- RECORD LIST
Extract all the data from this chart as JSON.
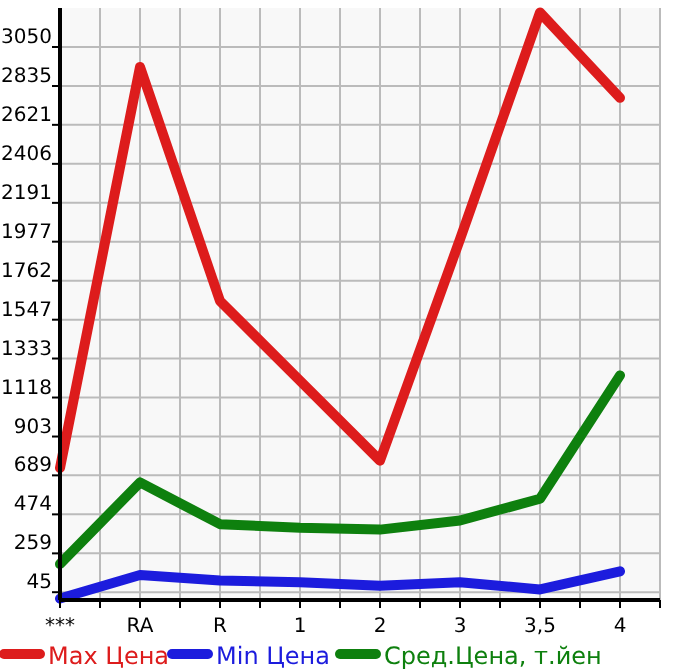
{
  "chart_data": {
    "type": "line",
    "categories": [
      "***",
      "RA",
      "R",
      "1",
      "2",
      "3",
      "3,5",
      "4"
    ],
    "series": [
      {
        "name": "Max Цена",
        "color": "#dd1c1c",
        "values": [
          730,
          2940,
          1650,
          1210,
          770,
          1990,
          3240,
          2770
        ]
      },
      {
        "name": "Min Цена",
        "color": "#1c1cdd",
        "values": [
          10,
          140,
          110,
          100,
          80,
          100,
          60,
          160
        ]
      },
      {
        "name": "Сред.Цена, т.йен",
        "color": "#0e800e",
        "values": [
          200,
          650,
          420,
          400,
          390,
          440,
          560,
          1240
        ]
      }
    ],
    "ylim": [
      2,
      3265
    ],
    "yticks": [
      45,
      259,
      474,
      689,
      903,
      1118,
      1333,
      1547,
      1762,
      1977,
      2191,
      2406,
      2621,
      2835,
      3050
    ],
    "grid": true,
    "legend": "bottom",
    "marker": "none",
    "line_style": "solid"
  }
}
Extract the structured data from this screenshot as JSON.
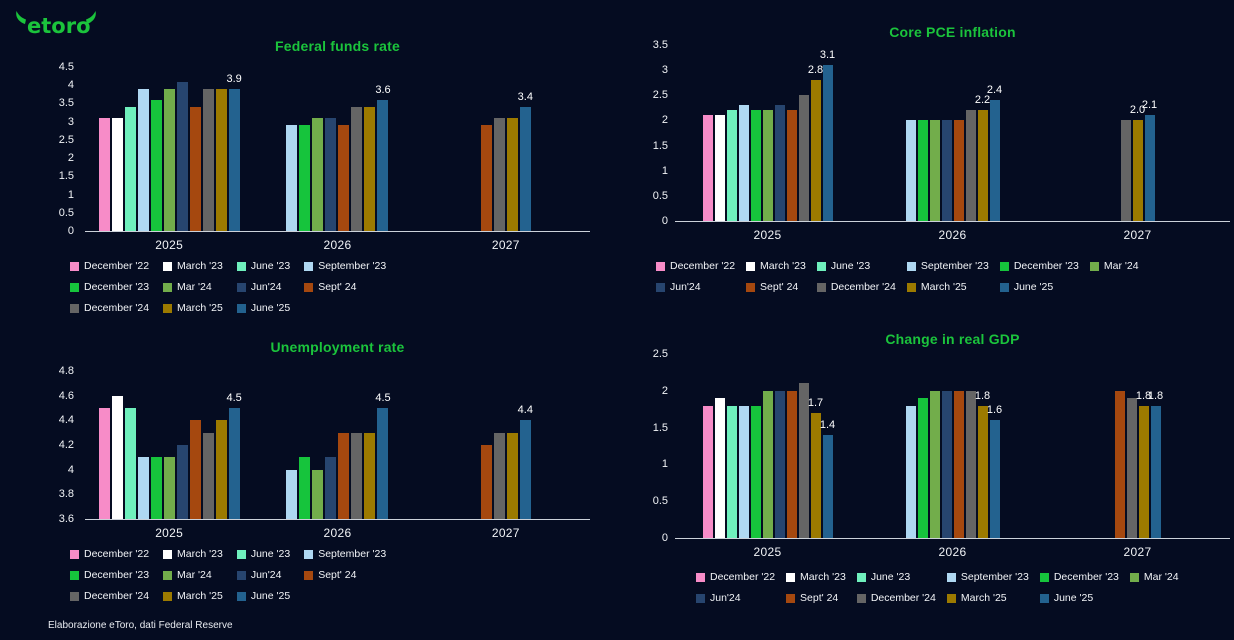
{
  "page": {
    "background_color": "#050c21",
    "accent_green": "#1bc43c",
    "text_color": "#ffffff",
    "axis_line_color": "#ccd2da"
  },
  "logo": {
    "text": "etoro"
  },
  "footer": {
    "source": "Elaborazione eToro, dati Federal Reserve"
  },
  "chart_data": [
    {
      "type": "bar",
      "title": "Federal funds rate",
      "categories": [
        "2025",
        "2026",
        "2027"
      ],
      "ylim": [
        0,
        4.5
      ],
      "ytick_values": [
        0,
        0.5,
        1,
        1.5,
        2,
        2.5,
        3,
        3.5,
        4,
        4.5
      ],
      "ytick_labels": [
        "0",
        "0.5",
        "1",
        "1.5",
        "2",
        "2.5",
        "3",
        "3.5",
        "4",
        "4.5"
      ],
      "grid": false,
      "legend_position": "bottom",
      "legend_columns": 4,
      "series": [
        {
          "name": "December '22",
          "color": "#f78cc8",
          "values": [
            3.1,
            null,
            null
          ]
        },
        {
          "name": "March '23",
          "color": "#ffffff",
          "values": [
            3.1,
            null,
            null
          ]
        },
        {
          "name": "June '23",
          "color": "#6ff0bd",
          "values": [
            3.4,
            null,
            null
          ]
        },
        {
          "name": "September '23",
          "color": "#afd8f2",
          "values": [
            3.9,
            2.9,
            null
          ]
        },
        {
          "name": "December '23",
          "color": "#16c43c",
          "values": [
            3.6,
            2.9,
            null
          ]
        },
        {
          "name": "Mar '24",
          "color": "#72ad4b",
          "values": [
            3.9,
            3.1,
            null
          ]
        },
        {
          "name": "Jun'24",
          "color": "#27456f",
          "values": [
            4.1,
            3.1,
            null
          ]
        },
        {
          "name": "Sept' 24",
          "color": "#a5480f",
          "values": [
            3.4,
            2.9,
            2.9
          ]
        },
        {
          "name": "December '24",
          "color": "#656565",
          "values": [
            3.9,
            3.4,
            3.1
          ]
        },
        {
          "name": "March '25",
          "color": "#9c7a00",
          "values": [
            3.9,
            3.4,
            3.1
          ]
        },
        {
          "name": "June '25",
          "color": "#23628f",
          "values": [
            3.9,
            3.6,
            3.4
          ],
          "labels": [
            "3.9",
            "3.6",
            "3.4"
          ]
        }
      ]
    },
    {
      "type": "bar",
      "title": "Core PCE inflation",
      "categories": [
        "2025",
        "2026",
        "2027"
      ],
      "ylim": [
        0,
        3.5
      ],
      "ytick_values": [
        0,
        0.5,
        1,
        1.5,
        2,
        2.5,
        3,
        3.5
      ],
      "ytick_labels": [
        "0",
        "0.5",
        "1",
        "1.5",
        "2",
        "2.5",
        "3",
        "3.5"
      ],
      "grid": false,
      "legend_position": "bottom",
      "legend_columns": 6,
      "series": [
        {
          "name": "December '22",
          "color": "#f78cc8",
          "values": [
            2.1,
            null,
            null
          ]
        },
        {
          "name": "March '23",
          "color": "#ffffff",
          "values": [
            2.1,
            null,
            null
          ]
        },
        {
          "name": "June '23",
          "color": "#6ff0bd",
          "values": [
            2.2,
            null,
            null
          ]
        },
        {
          "name": "September '23",
          "color": "#afd8f2",
          "values": [
            2.3,
            2.0,
            null
          ]
        },
        {
          "name": "December '23",
          "color": "#16c43c",
          "values": [
            2.2,
            2.0,
            null
          ]
        },
        {
          "name": "Mar '24",
          "color": "#72ad4b",
          "values": [
            2.2,
            2.0,
            null
          ]
        },
        {
          "name": "Jun'24",
          "color": "#27456f",
          "values": [
            2.3,
            2.0,
            null
          ]
        },
        {
          "name": "Sept' 24",
          "color": "#a5480f",
          "values": [
            2.2,
            2.0,
            null
          ]
        },
        {
          "name": "December '24",
          "color": "#656565",
          "values": [
            2.5,
            2.2,
            2.0
          ]
        },
        {
          "name": "March '25",
          "color": "#9c7a00",
          "values": [
            2.8,
            2.2,
            2.0
          ],
          "labels": [
            "2.8",
            "2.2",
            "2.0"
          ]
        },
        {
          "name": "June '25",
          "color": "#23628f",
          "values": [
            3.1,
            2.4,
            2.1
          ],
          "labels": [
            "3.1",
            "2.4",
            "2.1"
          ]
        }
      ]
    },
    {
      "type": "bar",
      "title": "Unemployment rate",
      "categories": [
        "2025",
        "2026",
        "2027"
      ],
      "ylim": [
        3.6,
        4.8
      ],
      "ytick_values": [
        3.6,
        3.8,
        4,
        4.2,
        4.4,
        4.6,
        4.8
      ],
      "ytick_labels": [
        "3.6",
        "3.8",
        "4",
        "4.2",
        "4.4",
        "4.6",
        "4.8"
      ],
      "grid": false,
      "legend_position": "bottom",
      "legend_columns": 4,
      "series": [
        {
          "name": "December '22",
          "color": "#f78cc8",
          "values": [
            4.5,
            null,
            null
          ]
        },
        {
          "name": "March '23",
          "color": "#ffffff",
          "values": [
            4.6,
            null,
            null
          ]
        },
        {
          "name": "June '23",
          "color": "#6ff0bd",
          "values": [
            4.5,
            null,
            null
          ]
        },
        {
          "name": "September '23",
          "color": "#afd8f2",
          "values": [
            4.1,
            4.0,
            null
          ]
        },
        {
          "name": "December '23",
          "color": "#16c43c",
          "values": [
            4.1,
            4.1,
            null
          ]
        },
        {
          "name": "Mar '24",
          "color": "#72ad4b",
          "values": [
            4.1,
            4.0,
            null
          ]
        },
        {
          "name": "Jun'24",
          "color": "#27456f",
          "values": [
            4.2,
            4.1,
            null
          ]
        },
        {
          "name": "Sept' 24",
          "color": "#a5480f",
          "values": [
            4.4,
            4.3,
            4.2
          ]
        },
        {
          "name": "December '24",
          "color": "#656565",
          "values": [
            4.3,
            4.3,
            4.3
          ]
        },
        {
          "name": "March '25",
          "color": "#9c7a00",
          "values": [
            4.4,
            4.3,
            4.3
          ]
        },
        {
          "name": "June '25",
          "color": "#23628f",
          "values": [
            4.5,
            4.5,
            4.4
          ],
          "labels": [
            "4.5",
            "4.5",
            "4.4"
          ]
        }
      ]
    },
    {
      "type": "bar",
      "title": "Change in real GDP",
      "categories": [
        "2025",
        "2026",
        "2027"
      ],
      "ylim": [
        0,
        2.5
      ],
      "ytick_values": [
        0,
        0.5,
        1,
        1.5,
        2,
        2.5
      ],
      "ytick_labels": [
        "0",
        "0.5",
        "1",
        "1.5",
        "2",
        "2.5"
      ],
      "grid": false,
      "legend_position": "bottom",
      "legend_columns": 6,
      "series": [
        {
          "name": "December '22",
          "color": "#f78cc8",
          "values": [
            1.8,
            null,
            null
          ]
        },
        {
          "name": "March '23",
          "color": "#ffffff",
          "values": [
            1.9,
            null,
            null
          ]
        },
        {
          "name": "June '23",
          "color": "#6ff0bd",
          "values": [
            1.8,
            null,
            null
          ]
        },
        {
          "name": "September '23",
          "color": "#afd8f2",
          "values": [
            1.8,
            1.8,
            null
          ]
        },
        {
          "name": "December '23",
          "color": "#16c43c",
          "values": [
            1.8,
            1.9,
            null
          ]
        },
        {
          "name": "Mar '24",
          "color": "#72ad4b",
          "values": [
            2.0,
            2.0,
            null
          ]
        },
        {
          "name": "Jun'24",
          "color": "#27456f",
          "values": [
            2.0,
            2.0,
            null
          ]
        },
        {
          "name": "Sept' 24",
          "color": "#a5480f",
          "values": [
            2.0,
            2.0,
            2.0
          ]
        },
        {
          "name": "December '24",
          "color": "#656565",
          "values": [
            2.1,
            2.0,
            1.9
          ]
        },
        {
          "name": "March '25",
          "color": "#9c7a00",
          "values": [
            1.7,
            1.8,
            1.8
          ],
          "labels": [
            "1.7",
            "1.8",
            "1.8"
          ]
        },
        {
          "name": "June '25",
          "color": "#23628f",
          "values": [
            1.4,
            1.6,
            1.8
          ],
          "labels": [
            "1.4",
            "1.6",
            "1.8"
          ]
        }
      ]
    }
  ]
}
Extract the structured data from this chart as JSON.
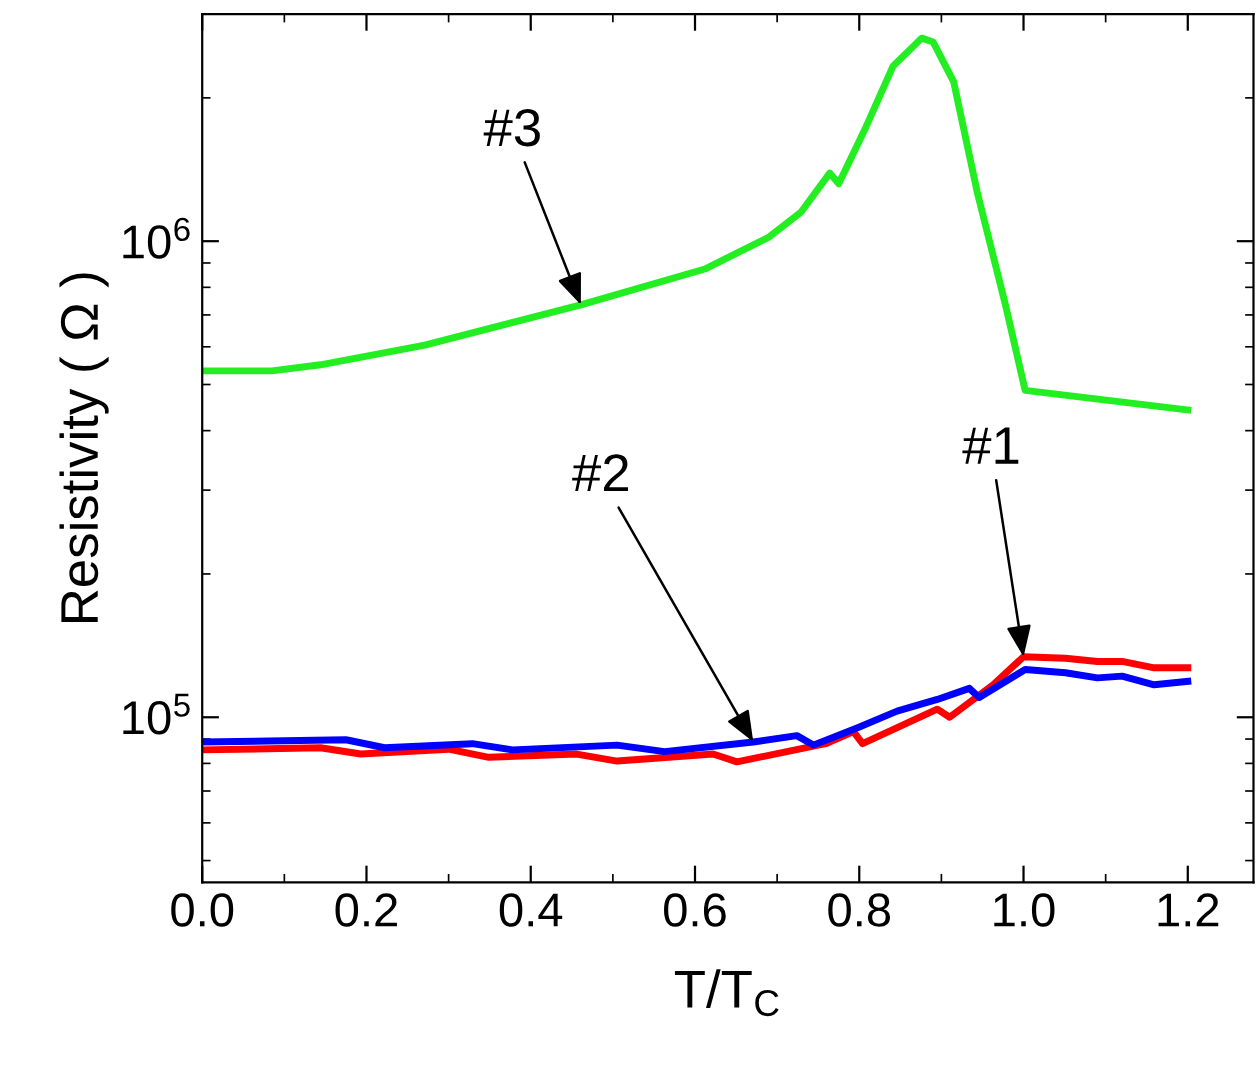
{
  "chart_data": {
    "type": "line",
    "xlabel": "T/T$_{C}$",
    "ylabel": "Resistivity ( Ω )",
    "log": "y",
    "grid": false,
    "xlim": [
      0,
      1.28
    ],
    "xticks": [
      {
        "value": 0,
        "label": "0.0"
      },
      0.2,
      0.4,
      0.6,
      0.8,
      {
        "value": 1,
        "label": "1.0"
      },
      1.2
    ],
    "ylim": [
      45000,
      3000000
    ],
    "yticks": [
      {
        "value": 100000,
        "label": "10$^{5}$"
      },
      {
        "value": 1000000,
        "label": "10$^{6}$"
      }
    ],
    "series": [
      {
        "color": "#ff0000",
        "x": [
          0,
          0.144,
          0.193,
          0.3,
          0.349,
          0.456,
          0.505,
          0.622,
          0.651,
          0.759,
          0.793,
          0.804,
          0.895,
          0.91,
          0.963,
          1.0,
          1.051,
          1.09,
          1.12,
          1.159,
          1.2
        ],
        "values": [
          85400,
          86300,
          83700,
          85700,
          82400,
          83700,
          80900,
          83700,
          80600,
          88000,
          93300,
          88000,
          104000,
          100000,
          117000,
          134000,
          133000,
          131000,
          131000,
          127000,
          127000
        ]
      },
      {
        "color": "#0000ff",
        "x": [
          0,
          0.175,
          0.222,
          0.329,
          0.378,
          0.505,
          0.563,
          0.671,
          0.724,
          0.744,
          0.798,
          0.846,
          0.895,
          0.934,
          0.946,
          1.002,
          1.051,
          1.09,
          1.12,
          1.159,
          1.2
        ],
        "values": [
          88700,
          89700,
          86300,
          88000,
          85400,
          87400,
          84700,
          88700,
          91500,
          87400,
          95100,
          103000,
          109000,
          115000,
          110000,
          126000,
          124000,
          121000,
          122000,
          117000,
          119000
        ]
      },
      {
        "color": "#22ee22",
        "x": [
          0,
          0.085,
          0.144,
          0.271,
          0.461,
          0.612,
          0.69,
          0.729,
          0.764,
          0.775,
          0.807,
          0.841,
          0.876,
          0.89,
          0.915,
          0.944,
          0.978,
          1.002,
          1.2
        ],
        "values": [
          534000,
          534000,
          550000,
          605000,
          735000,
          874000,
          1020000,
          1150000,
          1390000,
          1320000,
          1720000,
          2330000,
          2670000,
          2620000,
          2160000,
          1260000,
          735000,
          486000,
          442000
        ]
      }
    ],
    "annotations": [
      {
        "text": "#3",
        "x": 0.461,
        "y": 735000
      },
      {
        "text": "#2",
        "x": 0.671,
        "y": 88700
      },
      {
        "text": "#1",
        "x": 1.0,
        "y": 134000
      }
    ]
  }
}
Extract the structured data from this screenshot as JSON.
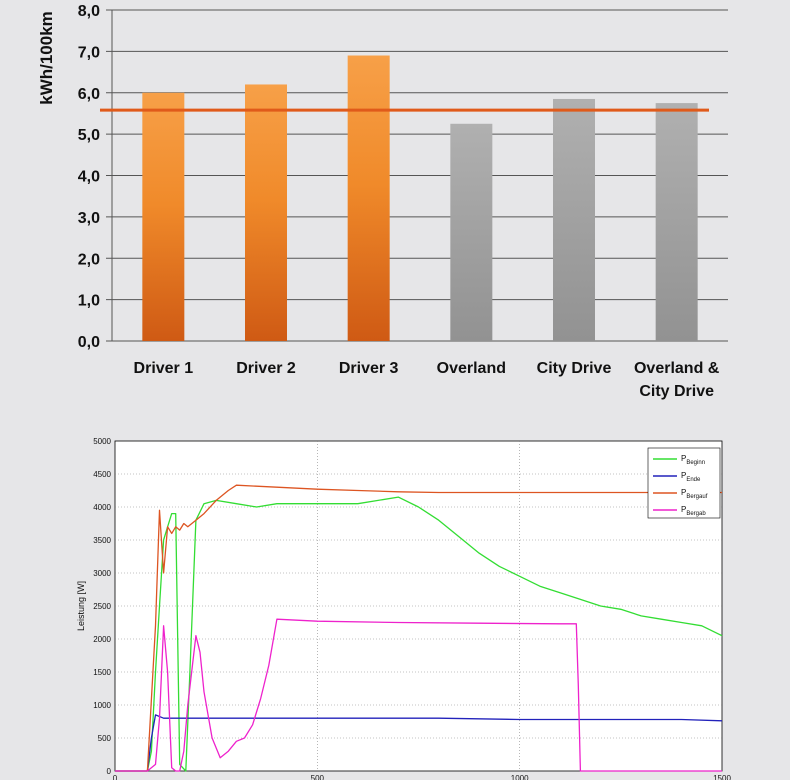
{
  "chart_data": [
    {
      "type": "bar",
      "ylabel": "kWh/100km",
      "ylim": [
        0,
        8
      ],
      "yticks": [
        "0,0",
        "1,0",
        "2,0",
        "3,0",
        "4,0",
        "5,0",
        "6,0",
        "7,0",
        "8,0"
      ],
      "grid": true,
      "categories": [
        [
          "Driver 1"
        ],
        [
          "Driver 2"
        ],
        [
          "Driver 3"
        ],
        [
          "Overland"
        ],
        [
          "City Drive"
        ],
        [
          "Overland &",
          "City Drive"
        ]
      ],
      "values": [
        6.0,
        6.2,
        6.9,
        5.25,
        5.85,
        5.75
      ],
      "bar_colors": [
        "#f08a2a",
        "#f08a2a",
        "#f08a2a",
        "#9e9e9e",
        "#9e9e9e",
        "#9e9e9e"
      ],
      "reference_line": {
        "value": 5.58,
        "color": "#e05a1a"
      }
    },
    {
      "type": "line",
      "ylabel": "Leistung [W]",
      "xlim": [
        0,
        1500
      ],
      "ylim": [
        0,
        5000
      ],
      "xticks": [
        "0",
        "500",
        "1000",
        "1500"
      ],
      "yticks": [
        "0",
        "500",
        "1000",
        "1500",
        "2000",
        "2500",
        "3000",
        "3500",
        "4000",
        "4500",
        "5000"
      ],
      "grid": true,
      "legend_position": "top-right",
      "series": [
        {
          "name": "P",
          "subscript": "Beginn",
          "color": "#33dd33",
          "x": [
            0,
            80,
            90,
            100,
            110,
            120,
            130,
            140,
            150,
            160,
            175,
            185,
            200,
            220,
            250,
            300,
            350,
            400,
            500,
            600,
            700,
            750,
            800,
            850,
            900,
            950,
            1000,
            1050,
            1100,
            1150,
            1200,
            1250,
            1300,
            1350,
            1400,
            1450,
            1500
          ],
          "y": [
            0,
            0,
            300,
            1500,
            2500,
            3500,
            3700,
            3900,
            3900,
            100,
            0,
            1500,
            3800,
            4050,
            4100,
            4050,
            4000,
            4050,
            4050,
            4050,
            4150,
            4000,
            3800,
            3550,
            3300,
            3100,
            2950,
            2800,
            2700,
            2600,
            2500,
            2450,
            2350,
            2300,
            2250,
            2200,
            2050
          ]
        },
        {
          "name": "P",
          "subscript": "Ende",
          "color": "#2222bb",
          "x": [
            0,
            80,
            90,
            100,
            120,
            200,
            400,
            600,
            800,
            1000,
            1200,
            1400,
            1500
          ],
          "y": [
            0,
            0,
            500,
            850,
            800,
            800,
            800,
            800,
            800,
            780,
            780,
            780,
            760
          ]
        },
        {
          "name": "P",
          "subscript": "Bergauf",
          "color": "#dd5522",
          "x": [
            0,
            80,
            100,
            110,
            120,
            130,
            140,
            150,
            160,
            170,
            180,
            200,
            220,
            250,
            280,
            300,
            400,
            500,
            600,
            700,
            800,
            1000,
            1200,
            1500
          ],
          "y": [
            0,
            0,
            2200,
            3950,
            3000,
            3700,
            3600,
            3700,
            3650,
            3750,
            3700,
            3800,
            3900,
            4100,
            4250,
            4330,
            4300,
            4270,
            4250,
            4230,
            4220,
            4220,
            4220,
            4220
          ]
        },
        {
          "name": "P",
          "subscript": "Bergab",
          "color": "#ee22cc",
          "x": [
            0,
            80,
            100,
            110,
            120,
            130,
            140,
            150,
            160,
            170,
            180,
            200,
            210,
            220,
            240,
            260,
            280,
            300,
            320,
            340,
            360,
            380,
            400,
            500,
            700,
            900,
            1100,
            1140,
            1145,
            1150,
            1500
          ],
          "y": [
            0,
            0,
            100,
            800,
            2200,
            1500,
            50,
            0,
            0,
            300,
            1000,
            2050,
            1800,
            1200,
            500,
            200,
            300,
            450,
            500,
            700,
            1100,
            1600,
            2300,
            2270,
            2250,
            2240,
            2230,
            2230,
            1300,
            0,
            0
          ]
        }
      ]
    }
  ]
}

- WHAT IS EXPECTED
Take every line from the data that contains the word "this".

- CORRECT ANSWER
Extract all the data from this chart as JSON.
Extract the structured data from this screenshot as JSON.
Extract the structured data from this chart as JSON.
Extract the structured data from this screenshot as JSON.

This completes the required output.